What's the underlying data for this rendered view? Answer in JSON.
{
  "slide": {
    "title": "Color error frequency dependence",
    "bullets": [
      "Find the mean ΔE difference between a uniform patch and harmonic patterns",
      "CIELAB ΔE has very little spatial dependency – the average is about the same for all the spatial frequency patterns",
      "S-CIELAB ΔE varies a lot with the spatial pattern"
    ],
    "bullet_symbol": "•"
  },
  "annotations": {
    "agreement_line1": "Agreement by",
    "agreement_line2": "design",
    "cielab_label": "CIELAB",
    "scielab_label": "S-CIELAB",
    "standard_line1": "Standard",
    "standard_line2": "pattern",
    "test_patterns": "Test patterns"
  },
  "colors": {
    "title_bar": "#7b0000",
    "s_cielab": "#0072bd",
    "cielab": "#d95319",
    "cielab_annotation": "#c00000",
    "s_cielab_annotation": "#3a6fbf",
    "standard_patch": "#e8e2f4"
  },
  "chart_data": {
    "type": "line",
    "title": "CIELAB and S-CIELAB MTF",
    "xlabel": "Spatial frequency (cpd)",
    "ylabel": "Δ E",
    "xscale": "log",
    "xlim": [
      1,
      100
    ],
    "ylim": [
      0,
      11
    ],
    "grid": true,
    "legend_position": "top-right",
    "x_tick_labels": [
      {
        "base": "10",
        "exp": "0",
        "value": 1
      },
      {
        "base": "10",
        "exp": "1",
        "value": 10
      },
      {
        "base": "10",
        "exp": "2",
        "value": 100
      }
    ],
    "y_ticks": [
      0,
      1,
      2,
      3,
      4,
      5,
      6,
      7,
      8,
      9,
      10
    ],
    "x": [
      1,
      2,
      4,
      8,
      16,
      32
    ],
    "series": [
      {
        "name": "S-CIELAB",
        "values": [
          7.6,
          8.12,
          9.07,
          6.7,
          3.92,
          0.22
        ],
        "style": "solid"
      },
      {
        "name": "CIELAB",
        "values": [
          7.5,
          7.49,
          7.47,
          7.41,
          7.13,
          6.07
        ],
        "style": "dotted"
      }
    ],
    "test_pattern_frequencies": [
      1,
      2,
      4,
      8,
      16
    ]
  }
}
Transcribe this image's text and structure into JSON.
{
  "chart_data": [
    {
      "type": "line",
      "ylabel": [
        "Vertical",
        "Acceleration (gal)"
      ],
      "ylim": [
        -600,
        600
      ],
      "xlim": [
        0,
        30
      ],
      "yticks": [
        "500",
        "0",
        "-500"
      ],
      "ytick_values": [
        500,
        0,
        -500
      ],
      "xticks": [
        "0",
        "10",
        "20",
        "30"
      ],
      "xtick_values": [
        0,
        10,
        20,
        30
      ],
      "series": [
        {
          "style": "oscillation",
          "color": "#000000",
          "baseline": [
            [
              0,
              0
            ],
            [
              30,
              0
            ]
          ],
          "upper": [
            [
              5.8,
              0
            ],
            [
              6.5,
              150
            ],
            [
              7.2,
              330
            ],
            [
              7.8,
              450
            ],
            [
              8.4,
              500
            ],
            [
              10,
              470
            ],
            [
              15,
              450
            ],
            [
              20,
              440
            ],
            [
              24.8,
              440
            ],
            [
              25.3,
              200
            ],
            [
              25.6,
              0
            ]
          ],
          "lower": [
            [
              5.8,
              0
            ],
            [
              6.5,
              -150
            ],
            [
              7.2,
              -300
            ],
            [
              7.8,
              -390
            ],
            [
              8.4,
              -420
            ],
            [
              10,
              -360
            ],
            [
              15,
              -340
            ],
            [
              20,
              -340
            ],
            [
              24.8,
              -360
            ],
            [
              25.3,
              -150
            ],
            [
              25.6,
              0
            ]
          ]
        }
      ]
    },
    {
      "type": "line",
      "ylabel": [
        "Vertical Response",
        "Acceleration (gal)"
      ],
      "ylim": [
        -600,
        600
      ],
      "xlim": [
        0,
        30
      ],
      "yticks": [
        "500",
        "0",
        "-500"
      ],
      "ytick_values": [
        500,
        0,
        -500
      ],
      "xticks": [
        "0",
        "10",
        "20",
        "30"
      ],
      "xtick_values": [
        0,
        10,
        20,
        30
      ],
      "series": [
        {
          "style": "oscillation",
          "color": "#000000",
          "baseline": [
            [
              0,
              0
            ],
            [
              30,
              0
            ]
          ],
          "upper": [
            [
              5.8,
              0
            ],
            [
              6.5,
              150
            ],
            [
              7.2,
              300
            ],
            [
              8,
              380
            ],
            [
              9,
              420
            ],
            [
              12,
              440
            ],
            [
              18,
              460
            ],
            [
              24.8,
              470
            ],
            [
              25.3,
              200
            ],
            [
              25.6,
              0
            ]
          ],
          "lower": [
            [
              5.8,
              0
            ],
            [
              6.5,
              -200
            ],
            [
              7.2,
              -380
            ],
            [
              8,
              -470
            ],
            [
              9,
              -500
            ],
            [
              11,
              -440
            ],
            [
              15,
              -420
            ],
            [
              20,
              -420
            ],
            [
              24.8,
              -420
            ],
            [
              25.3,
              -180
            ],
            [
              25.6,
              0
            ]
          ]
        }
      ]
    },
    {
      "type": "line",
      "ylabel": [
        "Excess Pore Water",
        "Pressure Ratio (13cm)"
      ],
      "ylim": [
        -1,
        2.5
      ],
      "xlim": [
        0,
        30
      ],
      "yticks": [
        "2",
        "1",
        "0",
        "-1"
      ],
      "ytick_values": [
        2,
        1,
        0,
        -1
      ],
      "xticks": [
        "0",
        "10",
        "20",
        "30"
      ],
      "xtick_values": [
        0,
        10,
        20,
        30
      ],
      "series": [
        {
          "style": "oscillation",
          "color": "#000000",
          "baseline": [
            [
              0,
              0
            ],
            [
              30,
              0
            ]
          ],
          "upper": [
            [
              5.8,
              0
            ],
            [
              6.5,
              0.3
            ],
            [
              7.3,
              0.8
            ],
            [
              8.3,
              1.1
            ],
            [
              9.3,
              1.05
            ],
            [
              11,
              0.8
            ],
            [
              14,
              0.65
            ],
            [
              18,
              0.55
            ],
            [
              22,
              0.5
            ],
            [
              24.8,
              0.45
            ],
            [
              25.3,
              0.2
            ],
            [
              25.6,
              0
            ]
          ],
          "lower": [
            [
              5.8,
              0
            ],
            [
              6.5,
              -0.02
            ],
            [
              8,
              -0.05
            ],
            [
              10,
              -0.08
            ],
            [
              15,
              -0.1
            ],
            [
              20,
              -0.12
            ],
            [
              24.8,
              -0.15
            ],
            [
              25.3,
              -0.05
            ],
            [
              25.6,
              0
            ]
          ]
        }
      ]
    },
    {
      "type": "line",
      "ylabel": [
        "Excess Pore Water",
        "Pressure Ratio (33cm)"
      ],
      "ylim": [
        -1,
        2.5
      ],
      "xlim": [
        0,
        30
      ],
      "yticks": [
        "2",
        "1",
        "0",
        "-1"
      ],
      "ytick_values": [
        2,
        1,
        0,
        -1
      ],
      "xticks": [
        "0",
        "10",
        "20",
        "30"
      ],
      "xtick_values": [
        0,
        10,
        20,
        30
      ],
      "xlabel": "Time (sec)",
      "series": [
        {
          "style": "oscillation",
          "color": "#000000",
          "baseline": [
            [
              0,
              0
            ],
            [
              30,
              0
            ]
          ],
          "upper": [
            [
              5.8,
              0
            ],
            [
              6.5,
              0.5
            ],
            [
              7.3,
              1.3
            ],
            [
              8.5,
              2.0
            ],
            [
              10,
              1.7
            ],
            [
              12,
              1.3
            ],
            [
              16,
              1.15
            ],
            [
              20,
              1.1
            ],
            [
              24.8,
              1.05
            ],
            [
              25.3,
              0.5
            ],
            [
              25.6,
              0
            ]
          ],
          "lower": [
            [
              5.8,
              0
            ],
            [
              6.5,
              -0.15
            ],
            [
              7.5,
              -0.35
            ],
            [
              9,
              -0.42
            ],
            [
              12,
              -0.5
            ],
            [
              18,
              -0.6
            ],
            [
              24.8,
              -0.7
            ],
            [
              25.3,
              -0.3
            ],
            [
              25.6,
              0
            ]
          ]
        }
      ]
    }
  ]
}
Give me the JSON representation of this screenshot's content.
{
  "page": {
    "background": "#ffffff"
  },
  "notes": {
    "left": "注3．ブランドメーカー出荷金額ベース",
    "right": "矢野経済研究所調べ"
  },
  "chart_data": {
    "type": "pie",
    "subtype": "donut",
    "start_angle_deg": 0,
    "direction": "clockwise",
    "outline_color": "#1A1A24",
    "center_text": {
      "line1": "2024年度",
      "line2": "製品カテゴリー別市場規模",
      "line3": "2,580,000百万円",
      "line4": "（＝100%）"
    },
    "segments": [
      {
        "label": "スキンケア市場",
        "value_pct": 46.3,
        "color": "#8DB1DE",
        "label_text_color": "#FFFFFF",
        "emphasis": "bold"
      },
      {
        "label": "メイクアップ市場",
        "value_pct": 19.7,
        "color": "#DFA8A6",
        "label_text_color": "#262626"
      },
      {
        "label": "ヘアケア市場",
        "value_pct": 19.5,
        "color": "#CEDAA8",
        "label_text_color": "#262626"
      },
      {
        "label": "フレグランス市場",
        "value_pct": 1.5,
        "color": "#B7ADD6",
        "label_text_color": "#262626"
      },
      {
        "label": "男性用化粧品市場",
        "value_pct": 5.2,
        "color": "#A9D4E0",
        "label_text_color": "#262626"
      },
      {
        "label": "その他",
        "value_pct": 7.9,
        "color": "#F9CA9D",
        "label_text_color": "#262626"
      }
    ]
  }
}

• [Problem details]:
Scan the material above for the string "JSON" and return the lines that hold it.

• [Exercise solution]:
What's the underlying data for this rendered view? Answer in JSON.
Transcribe this image's text and structure into JSON.
Give me the JSON representation of this screenshot's content.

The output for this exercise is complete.